Identify the lines containing the word "text". Copy each one.

··· Task data

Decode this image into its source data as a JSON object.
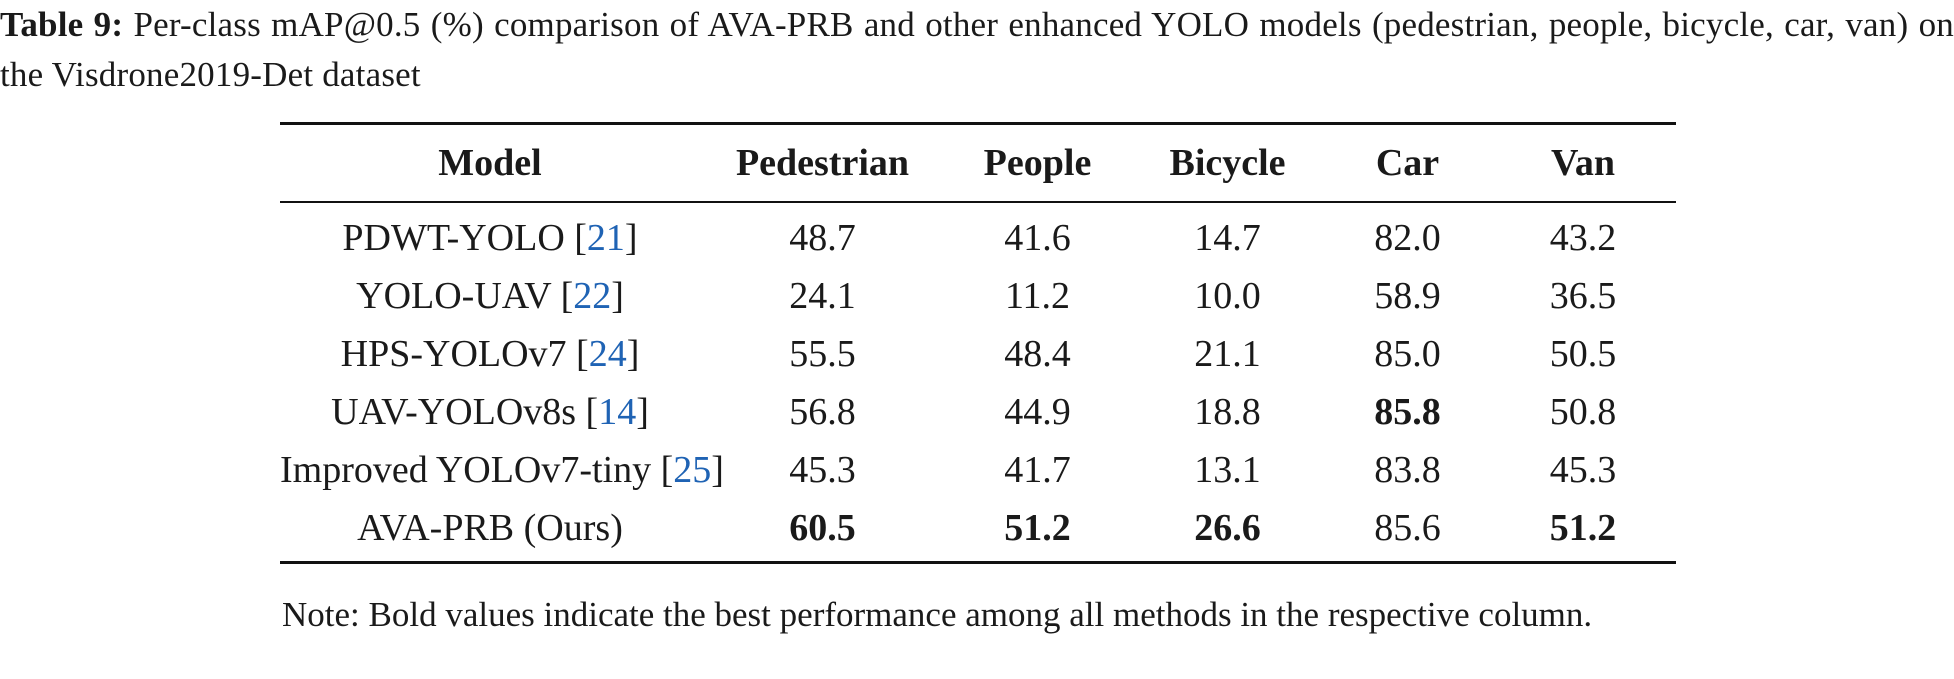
{
  "caption": {
    "label": "Table 9:",
    "text": "Per-class mAP@0.5 (%) comparison of AVA-PRB and other enhanced YOLO models (pedestrian, people, bicycle, car, van) on the Visdrone2019-Det dataset"
  },
  "table": {
    "headers": [
      "Model",
      "Pedestrian",
      "People",
      "Bicycle",
      "Car",
      "Van"
    ],
    "rows": [
      {
        "model": "PDWT-YOLO",
        "ref": "21",
        "values": [
          "48.7",
          "41.6",
          "14.7",
          "82.0",
          "43.2"
        ],
        "bold": [
          false,
          false,
          false,
          false,
          false
        ]
      },
      {
        "model": "YOLO-UAV",
        "ref": "22",
        "values": [
          "24.1",
          "11.2",
          "10.0",
          "58.9",
          "36.5"
        ],
        "bold": [
          false,
          false,
          false,
          false,
          false
        ]
      },
      {
        "model": "HPS-YOLOv7",
        "ref": "24",
        "values": [
          "55.5",
          "48.4",
          "21.1",
          "85.0",
          "50.5"
        ],
        "bold": [
          false,
          false,
          false,
          false,
          false
        ]
      },
      {
        "model": "UAV-YOLOv8s",
        "ref": "14",
        "values": [
          "56.8",
          "44.9",
          "18.8",
          "85.8",
          "50.8"
        ],
        "bold": [
          false,
          false,
          false,
          true,
          false
        ]
      },
      {
        "model": "Improved YOLOv7-tiny",
        "ref": "25",
        "values": [
          "45.3",
          "41.7",
          "13.1",
          "83.8",
          "45.3"
        ],
        "bold": [
          false,
          false,
          false,
          false,
          false
        ]
      },
      {
        "model": "AVA-PRB (Ours)",
        "ref": "",
        "values": [
          "60.5",
          "51.2",
          "26.6",
          "85.6",
          "51.2"
        ],
        "bold": [
          true,
          true,
          true,
          false,
          true
        ]
      }
    ]
  },
  "note": "Note: Bold values indicate the best performance among all methods in the respective column.",
  "colors": {
    "text": "#1a1a1a",
    "citation": "#1f63b4"
  }
}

······

» **Output below**
    "text": "Per-class mAP@0.5 (%) comparison of AVA-PRB and other enhanced YOLO models (pedestrian, people, bicycle, car, van) on the Visdrone2019-Det dataset"
    "text": "#1a1a1a",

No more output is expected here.